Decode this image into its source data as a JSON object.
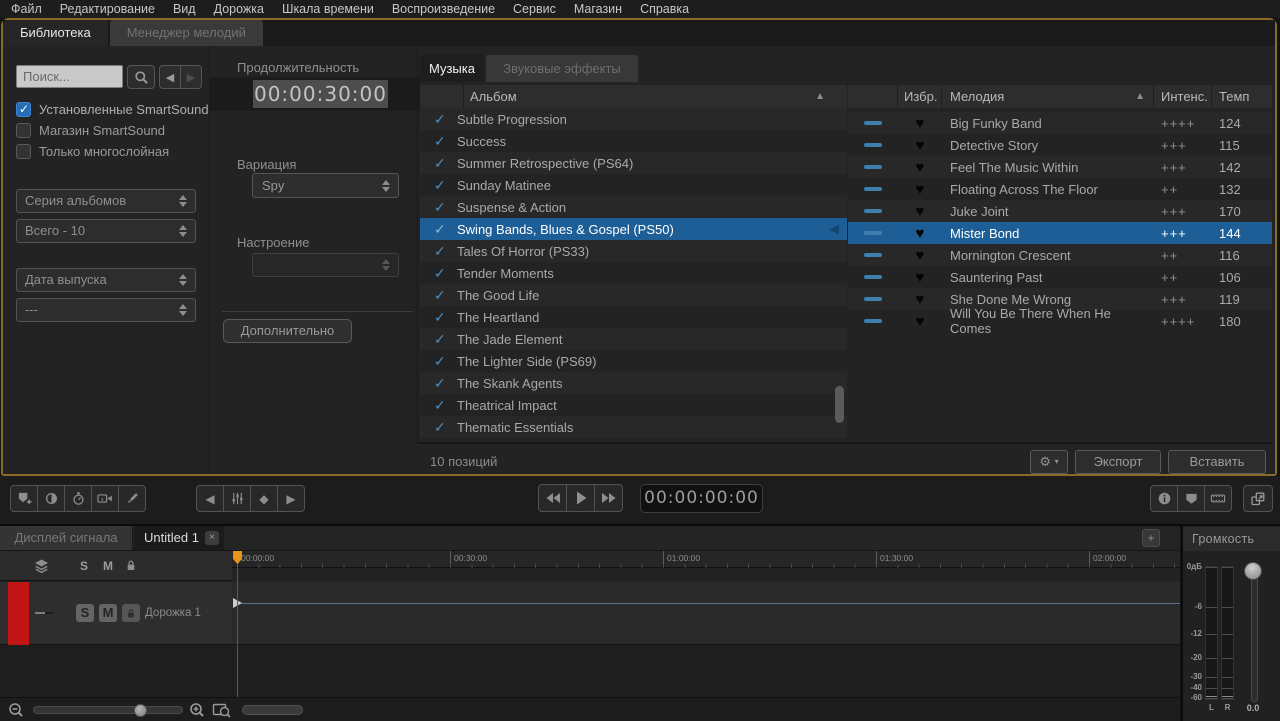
{
  "colors": {
    "selection_blue": "#1d5e96",
    "check_blue": "#4790c8",
    "dash_blue": "#3f7fae",
    "window_border_gold": "#8a6b28",
    "playhead_orange": "#e8951e",
    "track_red": "#c11414"
  },
  "menu": {
    "items": [
      "Файл",
      "Редактирование",
      "Вид",
      "Дорожка",
      "Шкала времени",
      "Воспроизведение",
      "Сервис",
      "Магазин",
      "Справка"
    ]
  },
  "library": {
    "tabs": {
      "library": "Библиотека",
      "melody_manager": "Менеджер мелодий"
    },
    "sidebar": {
      "search_placeholder": "Поиск...",
      "checkboxes": [
        {
          "label": "Установленные SmartSound",
          "checked": true
        },
        {
          "label": "Магазин SmartSound",
          "checked": false
        },
        {
          "label": "Только многослойная",
          "checked": false
        }
      ],
      "album_series": "Серия альбомов",
      "album_total": "Всего - 10",
      "release_date": "Дата выпуска",
      "release_date_value": "---"
    },
    "params": {
      "duration_label": "Продолжительность",
      "duration_value": "00:00:30:00",
      "variation_label": "Вариация",
      "variation_value": "Spy",
      "mood_label": "Настроение",
      "mood_value": "",
      "advanced_button": "Дополнительно"
    },
    "catalog_tabs": {
      "music": "Музыка",
      "sfx": "Звуковые эффекты"
    },
    "albums": {
      "header": "Альбом",
      "items": [
        {
          "name": "Subtle Progression",
          "selected": false
        },
        {
          "name": "Success",
          "selected": false
        },
        {
          "name": "Summer Retrospective (PS64)",
          "selected": false
        },
        {
          "name": "Sunday Matinee",
          "selected": false
        },
        {
          "name": "Suspense & Action",
          "selected": false
        },
        {
          "name": "Swing Bands, Blues & Gospel (PS50)",
          "selected": true
        },
        {
          "name": "Tales Of Horror (PS33)",
          "selected": false
        },
        {
          "name": "Tender Moments",
          "selected": false
        },
        {
          "name": "The Good Life",
          "selected": false
        },
        {
          "name": "The Heartland",
          "selected": false
        },
        {
          "name": "The Jade Element",
          "selected": false
        },
        {
          "name": "The Lighter Side (PS69)",
          "selected": false
        },
        {
          "name": "The Skank Agents",
          "selected": false
        },
        {
          "name": "Theatrical Impact",
          "selected": false
        },
        {
          "name": "Thematic Essentials",
          "selected": false
        }
      ]
    },
    "tunes": {
      "headers": {
        "favorite": "Избр.",
        "melody": "Мелодия",
        "intensity": "Интенс.",
        "tempo": "Темп"
      },
      "rows": [
        {
          "name": "Big Funky Band",
          "intensity": "++++",
          "tempo": "124",
          "selected": false
        },
        {
          "name": "Detective Story",
          "intensity": "+++",
          "tempo": "115",
          "selected": false
        },
        {
          "name": "Feel The Music Within",
          "intensity": "+++",
          "tempo": "142",
          "selected": false
        },
        {
          "name": "Floating Across The Floor",
          "intensity": "++",
          "tempo": "132",
          "selected": false
        },
        {
          "name": "Juke Joint",
          "intensity": "+++",
          "tempo": "170",
          "selected": false
        },
        {
          "name": "Mister Bond",
          "intensity": "+++",
          "tempo": "144",
          "selected": true
        },
        {
          "name": "Mornington Crescent",
          "intensity": "++",
          "tempo": "116",
          "selected": false
        },
        {
          "name": "Sauntering Past",
          "intensity": "++",
          "tempo": "106",
          "selected": false
        },
        {
          "name": "She Done Me Wrong",
          "intensity": "+++",
          "tempo": "119",
          "selected": false
        },
        {
          "name": "Will You Be There When He Comes",
          "intensity": "++++",
          "tempo": "180",
          "selected": false
        }
      ]
    },
    "status_text": "10 позиций",
    "actions": {
      "export": "Экспорт",
      "insert": "Вставить"
    }
  },
  "transport": {
    "timecode": "00:00:00:00"
  },
  "timeline": {
    "tabs": {
      "signal_display": "Дисплей сигнала",
      "project": "Untitled 1"
    },
    "ruler_labels": [
      "00:00:00",
      "00:30:00",
      "01:00:00",
      "01:30:00",
      "02:00:00"
    ],
    "header": {
      "solo": "S",
      "mute": "M"
    },
    "track": {
      "name": "Дорожка 1",
      "solo": "S",
      "mute": "M"
    }
  },
  "volume": {
    "title": "Громкость",
    "scale": [
      "0дБ",
      "-6",
      "-12",
      "-20",
      "-30",
      "-40",
      "-60"
    ],
    "channel_left": "L",
    "channel_right": "R",
    "value": "0.0"
  }
}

***

# [INSTRUCTIONS TO FOLLOW]
Among the lines of the data above, determine how many contain the word "tempo". Report the number alone.

# [FINAL RESULT]
11